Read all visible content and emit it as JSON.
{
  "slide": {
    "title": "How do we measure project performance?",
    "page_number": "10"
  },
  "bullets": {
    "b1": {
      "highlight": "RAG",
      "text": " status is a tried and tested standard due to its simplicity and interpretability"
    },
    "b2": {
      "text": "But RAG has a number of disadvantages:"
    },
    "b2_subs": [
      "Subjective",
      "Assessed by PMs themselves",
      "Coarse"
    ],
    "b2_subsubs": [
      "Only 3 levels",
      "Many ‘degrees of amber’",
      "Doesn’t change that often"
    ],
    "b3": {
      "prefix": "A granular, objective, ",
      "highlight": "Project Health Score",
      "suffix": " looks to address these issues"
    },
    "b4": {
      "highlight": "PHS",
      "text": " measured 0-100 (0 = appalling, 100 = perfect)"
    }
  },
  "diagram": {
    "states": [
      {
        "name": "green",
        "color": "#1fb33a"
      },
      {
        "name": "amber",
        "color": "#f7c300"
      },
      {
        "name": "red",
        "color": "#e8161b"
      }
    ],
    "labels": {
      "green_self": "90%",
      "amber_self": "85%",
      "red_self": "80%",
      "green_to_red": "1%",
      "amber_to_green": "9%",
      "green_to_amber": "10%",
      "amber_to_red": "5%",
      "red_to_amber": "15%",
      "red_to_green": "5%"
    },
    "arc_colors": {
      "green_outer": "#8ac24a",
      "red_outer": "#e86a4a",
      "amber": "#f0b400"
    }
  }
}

PROBLEM STATEMENT :: Return the entries above exactly as they appear.

ANSWER FOR THIS EXERCISE ::
Read all visible content and emit it as JSON.
{
  "slide": {
    "title": "How do we measure project performance?",
    "page_number": "10"
  },
  "bullets": {
    "b1": {
      "highlight": "RAG",
      "text": " status is a tried and tested standard due to its simplicity and interpretability"
    },
    "b2": {
      "text": "But RAG has a number of disadvantages:"
    },
    "b2_subs": [
      "Subjective",
      "Assessed by PMs themselves",
      "Coarse"
    ],
    "b2_subsubs": [
      "Only 3 levels",
      "Many ‘degrees of amber’",
      "Doesn’t change that often"
    ],
    "b3": {
      "prefix": "A granular, objective, ",
      "highlight": "Project Health Score",
      "suffix": " looks to address these issues"
    },
    "b4": {
      "highlight": "PHS",
      "text": " measured 0-100 (0 = appalling, 100 = perfect)"
    }
  },
  "diagram": {
    "states": [
      {
        "name": "green",
        "color": "#1fb33a"
      },
      {
        "name": "amber",
        "color": "#f7c300"
      },
      {
        "name": "red",
        "color": "#e8161b"
      }
    ],
    "labels": {
      "green_self": "90%",
      "amber_self": "85%",
      "red_self": "80%",
      "green_to_red": "1%",
      "amber_to_green": "9%",
      "green_to_amber": "10%",
      "amber_to_red": "5%",
      "red_to_amber": "15%",
      "red_to_green": "5%"
    },
    "arc_colors": {
      "green_outer": "#8ac24a",
      "red_outer": "#e86a4a",
      "amber": "#f0b400"
    }
  }
}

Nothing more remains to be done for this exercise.